Write the material out again exactly.

▸ **Records provided**
::::::::::

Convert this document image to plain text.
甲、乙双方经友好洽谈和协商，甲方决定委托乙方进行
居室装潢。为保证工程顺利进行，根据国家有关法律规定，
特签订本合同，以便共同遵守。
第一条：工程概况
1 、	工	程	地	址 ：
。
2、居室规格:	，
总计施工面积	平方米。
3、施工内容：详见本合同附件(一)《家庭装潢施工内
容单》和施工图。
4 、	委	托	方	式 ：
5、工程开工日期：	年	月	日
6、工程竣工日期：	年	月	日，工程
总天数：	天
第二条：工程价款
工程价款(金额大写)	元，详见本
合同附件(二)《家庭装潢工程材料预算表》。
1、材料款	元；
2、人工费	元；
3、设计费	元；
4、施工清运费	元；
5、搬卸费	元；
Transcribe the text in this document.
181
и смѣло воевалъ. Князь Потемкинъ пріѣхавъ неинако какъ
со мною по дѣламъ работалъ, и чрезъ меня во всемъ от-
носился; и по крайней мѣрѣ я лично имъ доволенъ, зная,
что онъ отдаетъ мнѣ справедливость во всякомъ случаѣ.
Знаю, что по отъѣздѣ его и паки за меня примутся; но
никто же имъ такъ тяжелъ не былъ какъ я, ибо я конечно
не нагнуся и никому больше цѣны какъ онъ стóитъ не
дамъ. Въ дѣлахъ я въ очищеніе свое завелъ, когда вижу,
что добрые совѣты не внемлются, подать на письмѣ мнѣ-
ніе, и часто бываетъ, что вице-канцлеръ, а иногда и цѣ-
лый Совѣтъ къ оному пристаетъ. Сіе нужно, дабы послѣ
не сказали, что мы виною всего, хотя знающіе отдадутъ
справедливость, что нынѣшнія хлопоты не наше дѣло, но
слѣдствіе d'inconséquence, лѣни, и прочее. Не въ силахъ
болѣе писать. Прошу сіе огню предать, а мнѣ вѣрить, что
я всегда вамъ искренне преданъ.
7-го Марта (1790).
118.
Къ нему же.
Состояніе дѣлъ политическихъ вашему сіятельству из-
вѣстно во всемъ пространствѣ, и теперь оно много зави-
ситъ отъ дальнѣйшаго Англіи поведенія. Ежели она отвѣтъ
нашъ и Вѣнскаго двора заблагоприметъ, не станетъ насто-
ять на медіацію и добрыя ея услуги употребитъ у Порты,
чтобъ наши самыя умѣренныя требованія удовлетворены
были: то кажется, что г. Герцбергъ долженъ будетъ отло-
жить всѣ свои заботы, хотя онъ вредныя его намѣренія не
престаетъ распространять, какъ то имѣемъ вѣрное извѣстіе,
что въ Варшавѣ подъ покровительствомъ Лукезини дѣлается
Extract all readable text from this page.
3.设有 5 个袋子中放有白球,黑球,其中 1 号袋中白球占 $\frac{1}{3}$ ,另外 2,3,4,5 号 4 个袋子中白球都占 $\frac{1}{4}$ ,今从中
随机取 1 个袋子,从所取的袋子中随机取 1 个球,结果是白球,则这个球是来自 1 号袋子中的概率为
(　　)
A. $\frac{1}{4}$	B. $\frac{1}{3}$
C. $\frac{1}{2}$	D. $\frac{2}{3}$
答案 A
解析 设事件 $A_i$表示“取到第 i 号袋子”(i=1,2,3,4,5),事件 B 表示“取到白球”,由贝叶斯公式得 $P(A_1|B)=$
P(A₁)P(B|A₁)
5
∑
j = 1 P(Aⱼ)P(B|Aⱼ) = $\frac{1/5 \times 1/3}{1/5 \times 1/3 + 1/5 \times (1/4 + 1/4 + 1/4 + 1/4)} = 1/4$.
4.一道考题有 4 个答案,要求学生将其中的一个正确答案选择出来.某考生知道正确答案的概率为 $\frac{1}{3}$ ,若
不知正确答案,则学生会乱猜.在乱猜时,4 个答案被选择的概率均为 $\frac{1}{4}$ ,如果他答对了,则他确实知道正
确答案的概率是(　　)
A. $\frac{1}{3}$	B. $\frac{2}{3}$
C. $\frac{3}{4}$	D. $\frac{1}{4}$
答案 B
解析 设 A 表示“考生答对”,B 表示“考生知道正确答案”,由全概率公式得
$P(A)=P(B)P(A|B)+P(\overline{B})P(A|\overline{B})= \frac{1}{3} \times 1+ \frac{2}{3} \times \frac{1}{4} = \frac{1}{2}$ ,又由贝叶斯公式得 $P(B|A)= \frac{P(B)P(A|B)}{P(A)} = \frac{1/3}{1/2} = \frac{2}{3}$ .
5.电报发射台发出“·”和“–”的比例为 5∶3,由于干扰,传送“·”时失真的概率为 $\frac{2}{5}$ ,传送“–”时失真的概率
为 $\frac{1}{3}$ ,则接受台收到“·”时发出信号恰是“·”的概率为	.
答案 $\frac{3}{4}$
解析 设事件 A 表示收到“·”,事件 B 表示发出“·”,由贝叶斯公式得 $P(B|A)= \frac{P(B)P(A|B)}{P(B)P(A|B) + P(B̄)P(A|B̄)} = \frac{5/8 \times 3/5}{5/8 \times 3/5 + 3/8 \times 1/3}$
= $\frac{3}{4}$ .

::::::::::

▸ **Reply**
Convert this document image to plain text.
甲、乙双方经友好洽谈和协商，甲方决定委托乙方进行
居室装潢。为保证工程顺利进行，根据国家有关法律规定，
特签订本合同，以便共同遵守。
第一条：工程概况
1 、	工	程	地	址 ：
。
2、居室规格:	，
总计施工面积	平方米。
3、施工内容：详见本合同附件(一)《家庭装潢施工内
容单》和施工图。
4 、	委	托	方	式 ：
5、工程开工日期：	年	月	日
6、工程竣工日期：	年	月	日，工程
总天数：	天
第二条：工程价款
工程价款(金额大写)	元，详见本
合同附件(二)《家庭装潢工程材料预算表》。
1、材料款	元；
2、人工费	元；
3、设计费	元；
4、施工清运费	元；
5、搬卸费	元；
Transcribe the text in this document.
181
и смѣло воевалъ. Князь Потемкинъ пріѣхавъ неинако какъ
со мною по дѣламъ работалъ, и чрезъ меня во всемъ от-
носился; и по крайней мѣрѣ я лично имъ доволенъ, зная,
что онъ отдаетъ мнѣ справедливость во всякомъ случаѣ.
Знаю, что по отъѣздѣ его и паки за меня примутся; но
никто же имъ такъ тяжелъ не былъ какъ я, ибо я конечно
не нагнуся и никому больше цѣны какъ онъ стóитъ не
дамъ. Въ дѣлахъ я въ очищеніе свое завелъ, когда вижу,
что добрые совѣты не внемлются, подать на письмѣ мнѣ-
ніе, и часто бываетъ, что вице-канцлеръ, а иногда и цѣ-
лый Совѣтъ къ оному пристаетъ. Сіе нужно, дабы послѣ
не сказали, что мы виною всего, хотя знающіе отдадутъ
справедливость, что нынѣшнія хлопоты не наше дѣло, но
слѣдствіе d'inconséquence, лѣни, и прочее. Не въ силахъ
болѣе писать. Прошу сіе огню предать, а мнѣ вѣрить, что
я всегда вамъ искренне преданъ.
7-го Марта (1790).
118.
Къ нему же.
Состояніе дѣлъ политическихъ вашему сіятельству из-
вѣстно во всемъ пространствѣ, и теперь оно много зави-
ситъ отъ дальнѣйшаго Англіи поведенія. Ежели она отвѣтъ
нашъ и Вѣнскаго двора заблагоприметъ, не станетъ насто-
ять на медіацію и добрыя ея услуги употребитъ у Порты,
чтобъ наши самыя умѣренныя требованія удовлетворены
были: то кажется, что г. Герцбергъ долженъ будетъ отло-
жить всѣ свои заботы, хотя онъ вредныя его намѣренія не
престаетъ распространять, какъ то имѣемъ вѣрное извѣстіе,
что въ Варшавѣ подъ покровительствомъ Лукезини дѣлается
Extract all readable text from this page.
3.设有 5 个袋子中放有白球,黑球,其中 1 号袋中白球占 $\frac{1}{3}$ ,另外 2,3,4,5 号 4 个袋子中白球都占 $\frac{1}{4}$ ,今从中
随机取 1 个袋子,从所取的袋子中随机取 1 个球,结果是白球,则这个球是来自 1 号袋子中的概率为
(　　)
A. $\frac{1}{4}$	B. $\frac{1}{3}$
C. $\frac{1}{2}$	D. $\frac{2}{3}$
答案 A
解析 设事件 $A_i$表示“取到第 i 号袋子”(i=1,2,3,4,5),事件 B 表示“取到白球”,由贝叶斯公式得 $P(A_1|B)=$
P(A₁)P(B|A₁)
5
∑
j = 1 P(Aⱼ)P(B|Aⱼ) = $\frac{1/5 \times 1/3}{1/5 \times 1/3 + 1/5 \times (1/4 + 1/4 + 1/4 + 1/4)} = 1/4$.
4.一道考题有 4 个答案,要求学生将其中的一个正确答案选择出来.某考生知道正确答案的概率为 $\frac{1}{3}$ ,若
不知正确答案,则学生会乱猜.在乱猜时,4 个答案被选择的概率均为 $\frac{1}{4}$ ,如果他答对了,则他确实知道正
确答案的概率是(　　)
A. $\frac{1}{3}$	B. $\frac{2}{3}$
C. $\frac{3}{4}$	D. $\frac{1}{4}$
答案 B
解析 设 A 表示“考生答对”,B 表示“考生知道正确答案”,由全概率公式得
$P(A)=P(B)P(A|B)+P(\overline{B})P(A|\overline{B})= \frac{1}{3} \times 1+ \frac{2}{3} \times \frac{1}{4} = \frac{1}{2}$ ,又由贝叶斯公式得 $P(B|A)= \frac{P(B)P(A|B)}{P(A)} = \frac{1/3}{1/2} = \frac{2}{3}$ .
5.电报发射台发出“·”和“–”的比例为 5∶3,由于干扰,传送“·”时失真的概率为 $\frac{2}{5}$ ,传送“–”时失真的概率
为 $\frac{1}{3}$ ,则接受台收到“·”时发出信号恰是“·”的概率为	.
答案 $\frac{3}{4}$
解析 设事件 A 表示收到“·”,事件 B 表示发出“·”,由贝叶斯公式得 $P(B|A)= \frac{P(B)P(A|B)}{P(B)P(A|B) + P(B̄)P(A|B̄)} = \frac{5/8 \times 3/5}{5/8 \times 3/5 + 3/8 \times 1/3}$
= $\frac{3}{4}$ .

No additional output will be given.